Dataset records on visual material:
┌────────

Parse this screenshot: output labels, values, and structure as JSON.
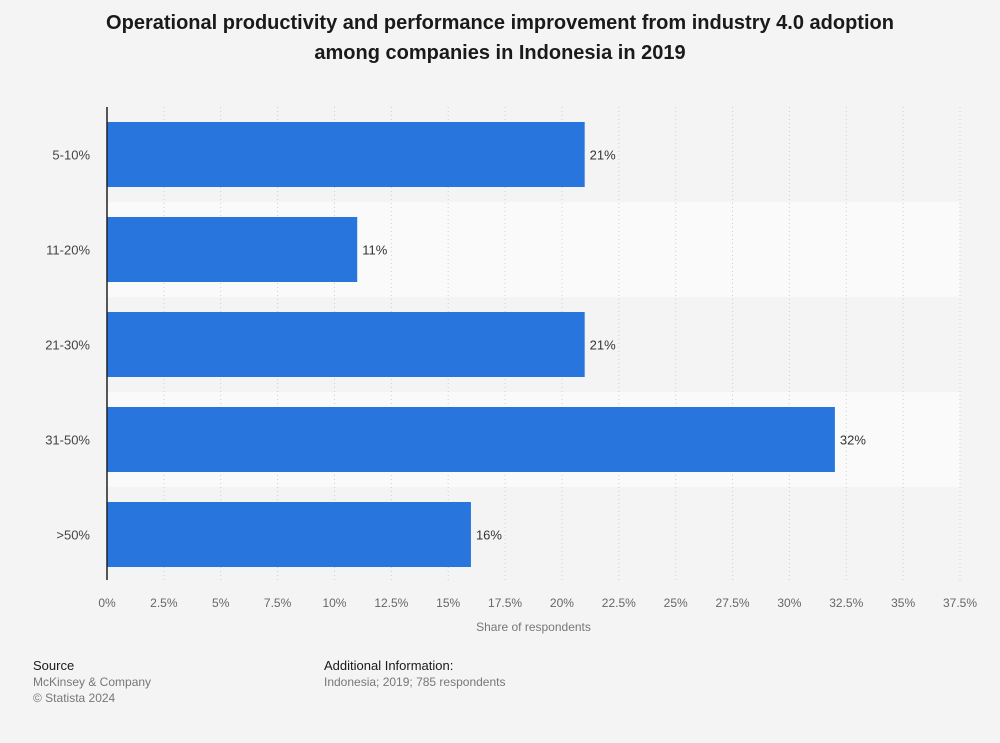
{
  "chart_data": {
    "type": "bar",
    "orientation": "horizontal",
    "title_lines": [
      "Operational productivity and performance improvement from industry 4.0 adoption",
      "among companies in Indonesia in 2019"
    ],
    "categories": [
      "5-10%",
      "11-20%",
      "21-30%",
      "31-50%",
      ">50%"
    ],
    "values": [
      21,
      11,
      21,
      32,
      16
    ],
    "data_labels": [
      "21%",
      "11%",
      "21%",
      "32%",
      "16%"
    ],
    "xlabel": "Share of respondents",
    "ylabel": "",
    "xlim": [
      0,
      37.5
    ],
    "x_ticks": [
      0,
      2.5,
      5,
      7.5,
      10,
      12.5,
      15,
      17.5,
      20,
      22.5,
      25,
      27.5,
      30,
      32.5,
      35,
      37.5
    ],
    "x_tick_labels": [
      "0%",
      "2.5%",
      "5%",
      "7.5%",
      "10%",
      "12.5%",
      "15%",
      "17.5%",
      "20%",
      "22.5%",
      "25%",
      "27.5%",
      "30%",
      "32.5%",
      "35%",
      "37.5%"
    ],
    "grid": true,
    "bar_color": "#2876dd"
  },
  "footer": {
    "source_heading": "Source",
    "source_lines": [
      "McKinsey & Company",
      "© Statista 2024"
    ],
    "info_heading": "Additional Information:",
    "info_lines": [
      "Indonesia; 2019; 785 respondents"
    ]
  }
}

└────────

• _WORK REQUIRED_: Output all of the entries verbatim, leaving out any images.

• _FULL SOLUTION_:
Parse this screenshot: output labels, values, and structure as JSON.
{
  "chart_data": {
    "type": "bar",
    "orientation": "horizontal",
    "title_lines": [
      "Operational productivity and performance improvement from industry 4.0 adoption",
      "among companies in Indonesia in 2019"
    ],
    "categories": [
      "5-10%",
      "11-20%",
      "21-30%",
      "31-50%",
      ">50%"
    ],
    "values": [
      21,
      11,
      21,
      32,
      16
    ],
    "data_labels": [
      "21%",
      "11%",
      "21%",
      "32%",
      "16%"
    ],
    "xlabel": "Share of respondents",
    "ylabel": "",
    "xlim": [
      0,
      37.5
    ],
    "x_ticks": [
      0,
      2.5,
      5,
      7.5,
      10,
      12.5,
      15,
      17.5,
      20,
      22.5,
      25,
      27.5,
      30,
      32.5,
      35,
      37.5
    ],
    "x_tick_labels": [
      "0%",
      "2.5%",
      "5%",
      "7.5%",
      "10%",
      "12.5%",
      "15%",
      "17.5%",
      "20%",
      "22.5%",
      "25%",
      "27.5%",
      "30%",
      "32.5%",
      "35%",
      "37.5%"
    ],
    "grid": true,
    "bar_color": "#2876dd"
  },
  "footer": {
    "source_heading": "Source",
    "source_lines": [
      "McKinsey & Company",
      "© Statista 2024"
    ],
    "info_heading": "Additional Information:",
    "info_lines": [
      "Indonesia; 2019; 785 respondents"
    ]
  }
}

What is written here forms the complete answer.